SET PROBLEM:
Write out all the entries word for word, but skip any images.

**** INFORMATION SUPPLIED

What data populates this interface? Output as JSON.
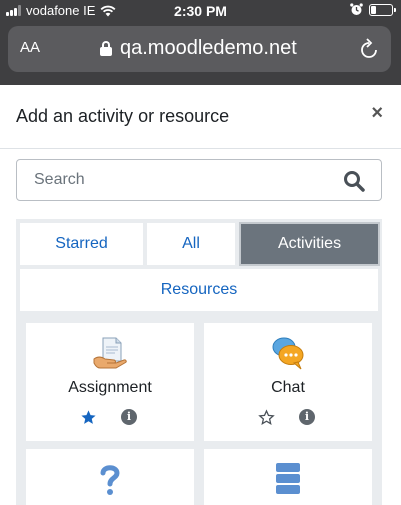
{
  "status_bar": {
    "carrier": "vodafone IE",
    "time": "2:30 PM"
  },
  "browser": {
    "text_size_label": "AA",
    "url": "qa.moodledemo.net"
  },
  "modal": {
    "title": "Add an activity or resource",
    "close_label": "×"
  },
  "search": {
    "placeholder": "Search"
  },
  "tabs": [
    {
      "label": "Starred",
      "active": false
    },
    {
      "label": "All",
      "active": false
    },
    {
      "label": "Activities",
      "active": true
    },
    {
      "label": "Resources",
      "active": false
    }
  ],
  "items": [
    {
      "name": "Assignment",
      "icon": "assignment-icon",
      "starred": true,
      "info": "i"
    },
    {
      "name": "Chat",
      "icon": "chat-icon",
      "starred": false,
      "info": "i"
    },
    {
      "name": "",
      "icon": "question-icon"
    },
    {
      "name": "",
      "icon": "database-icon"
    }
  ],
  "colors": {
    "link_blue": "#1565c0",
    "active_tab": "#6b747d",
    "panel_bg": "#e9ecef"
  }
}
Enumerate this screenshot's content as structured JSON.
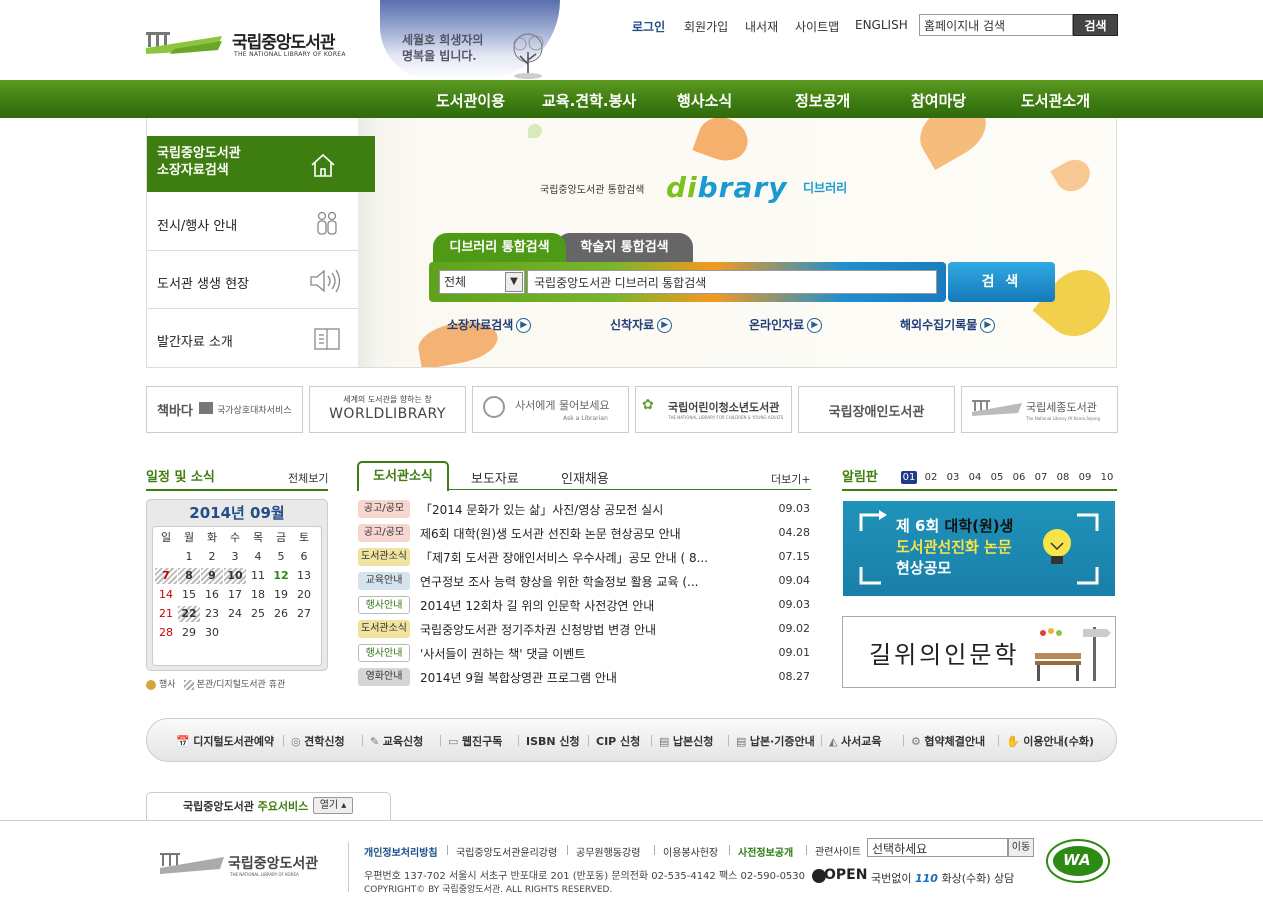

********

EXERCISE SOLUTION:
What data populates this interface? Output as JSON.
{
  "status_bar": {
    "carrier": "vodafone IE",
    "time": "2:30 PM"
  },
  "browser": {
    "text_size_label": "AA",
    "url": "qa.moodledemo.net"
  },
  "modal": {
    "title": "Add an activity or resource",
    "close_label": "×"
  },
  "search": {
    "placeholder": "Search"
  },
  "tabs": [
    {
      "label": "Starred",
      "active": false
    },
    {
      "label": "All",
      "active": false
    },
    {
      "label": "Activities",
      "active": true
    },
    {
      "label": "Resources",
      "active": false
    }
  ],
  "items": [
    {
      "name": "Assignment",
      "icon": "assignment-icon",
      "starred": true,
      "info": "i"
    },
    {
      "name": "Chat",
      "icon": "chat-icon",
      "starred": false,
      "info": "i"
    },
    {
      "name": "",
      "icon": "question-icon"
    },
    {
      "name": "",
      "icon": "database-icon"
    }
  ],
  "colors": {
    "link_blue": "#1565c0",
    "active_tab": "#6b747d",
    "panel_bg": "#e9ecef"
  }
}
Enumerate this screenshot's content as structured JSON.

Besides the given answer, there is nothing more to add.